● **ENTRIES SUPPLIED**
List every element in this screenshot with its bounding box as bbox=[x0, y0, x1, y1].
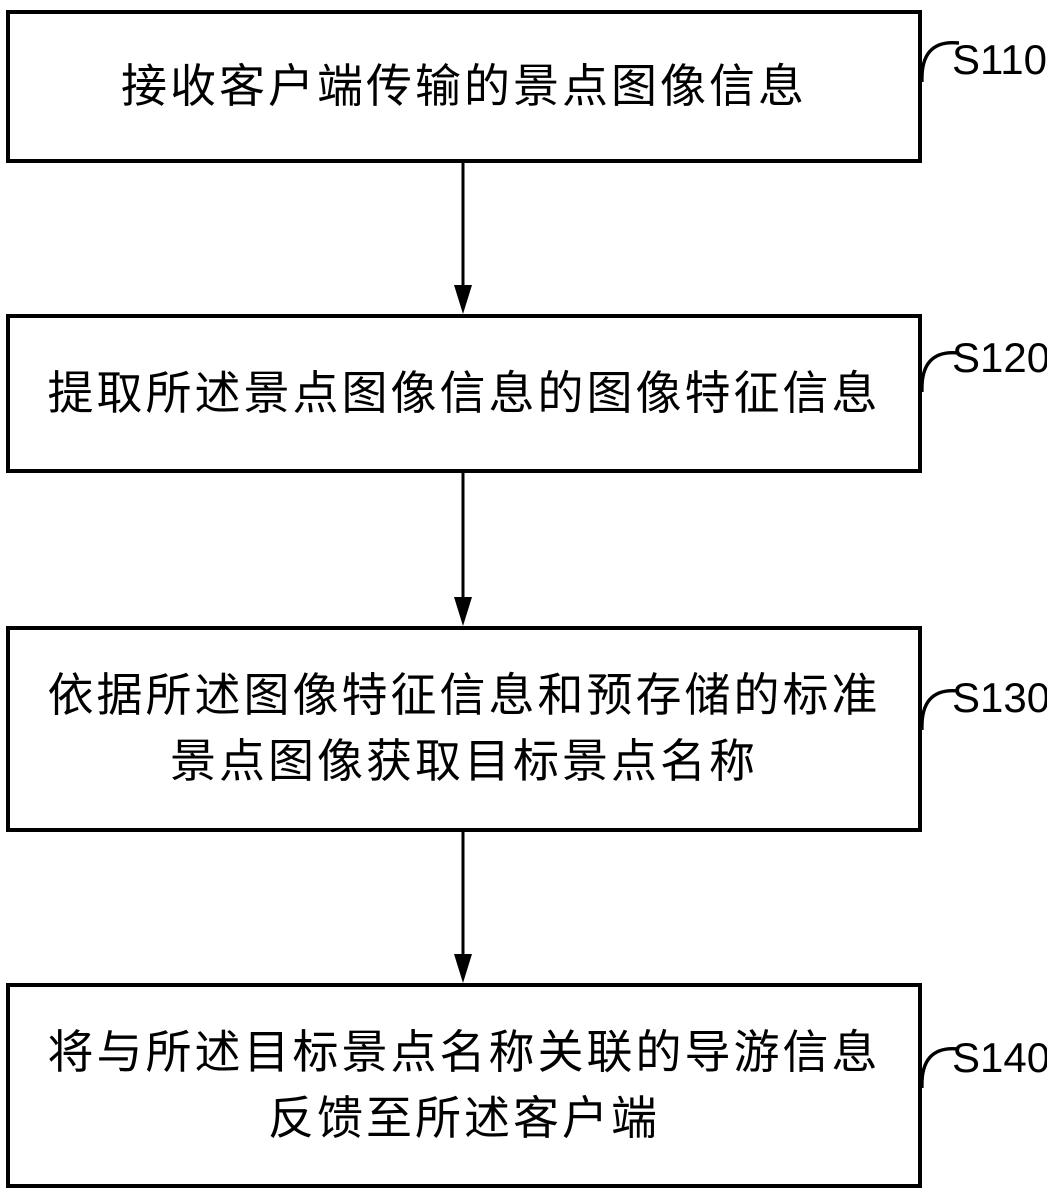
step-s110-text: 接收客户端传输的景点图像信息 bbox=[121, 60, 807, 112]
step-s140-text-line2: 反馈至所述客户端 bbox=[268, 1092, 660, 1144]
step-box-s130: 依据所述图像特征信息和预存储的标准 景点图像获取目标景点名称 bbox=[6, 626, 922, 832]
step-box-s120: 提取所述景点图像信息的图像特征信息 bbox=[6, 314, 922, 473]
flow-arrow-down-icon bbox=[454, 832, 472, 983]
step-box-s140: 将与所述目标景点名称关联的导游信息 反馈至所述客户端 bbox=[6, 983, 922, 1188]
step-s130-text-line1: 依据所述图像特征信息和预存储的标准 bbox=[47, 670, 881, 721]
label-hook-curve-icon bbox=[920, 350, 959, 392]
label-hook-curve-icon bbox=[920, 688, 959, 730]
step-s120-text: 提取所述景点图像信息的图像特征信息 bbox=[47, 367, 881, 419]
step-label-s120: S120 bbox=[952, 334, 1047, 381]
step-s140-text-line1: 将与所述目标景点名称关联的导游信息 bbox=[47, 1026, 881, 1078]
step-label-s110: S110 bbox=[952, 36, 1047, 83]
flow-arrow-down-icon bbox=[454, 163, 472, 314]
step-box-s110: 接收客户端传输的景点图像信息 bbox=[6, 10, 922, 163]
label-hook-curve-icon bbox=[920, 1046, 959, 1088]
label-hook-curve-icon bbox=[920, 40, 959, 82]
step-label-s140: S140 bbox=[952, 1034, 1047, 1081]
flow-arrow-down-icon bbox=[454, 473, 472, 626]
step-s130-text-line2: 景点图像获取目标景点名称 bbox=[170, 736, 758, 787]
step-label-s130: S130 bbox=[952, 674, 1047, 721]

● **EXERCISE AIM**
Reproduce all of the material above verbatim, line by line, leaving out the picture.

● **SOLUTION FOR THIS TASK**
List every element in this screenshot with its bounding box as bbox=[x0, y0, x1, y1].
step-s110-text: 接收客户端传输的景点图像信息 bbox=[121, 60, 807, 112]
step-s140-text-line2: 反馈至所述客户端 bbox=[268, 1092, 660, 1144]
step-box-s130: 依据所述图像特征信息和预存储的标准 景点图像获取目标景点名称 bbox=[6, 626, 922, 832]
step-box-s120: 提取所述景点图像信息的图像特征信息 bbox=[6, 314, 922, 473]
flow-arrow-down-icon bbox=[454, 832, 472, 983]
step-box-s140: 将与所述目标景点名称关联的导游信息 反馈至所述客户端 bbox=[6, 983, 922, 1188]
step-s130-text-line1: 依据所述图像特征信息和预存储的标准 bbox=[47, 670, 881, 721]
label-hook-curve-icon bbox=[920, 350, 959, 392]
label-hook-curve-icon bbox=[920, 688, 959, 730]
step-s120-text: 提取所述景点图像信息的图像特征信息 bbox=[47, 367, 881, 419]
step-label-s120: S120 bbox=[952, 334, 1047, 381]
step-s140-text-line1: 将与所述目标景点名称关联的导游信息 bbox=[47, 1026, 881, 1078]
step-label-s110: S110 bbox=[952, 36, 1047, 83]
flow-arrow-down-icon bbox=[454, 163, 472, 314]
step-box-s110: 接收客户端传输的景点图像信息 bbox=[6, 10, 922, 163]
label-hook-curve-icon bbox=[920, 1046, 959, 1088]
label-hook-curve-icon bbox=[920, 40, 959, 82]
step-label-s140: S140 bbox=[952, 1034, 1047, 1081]
flow-arrow-down-icon bbox=[454, 473, 472, 626]
step-s130-text-line2: 景点图像获取目标景点名称 bbox=[170, 736, 758, 787]
step-label-s130: S130 bbox=[952, 674, 1047, 721]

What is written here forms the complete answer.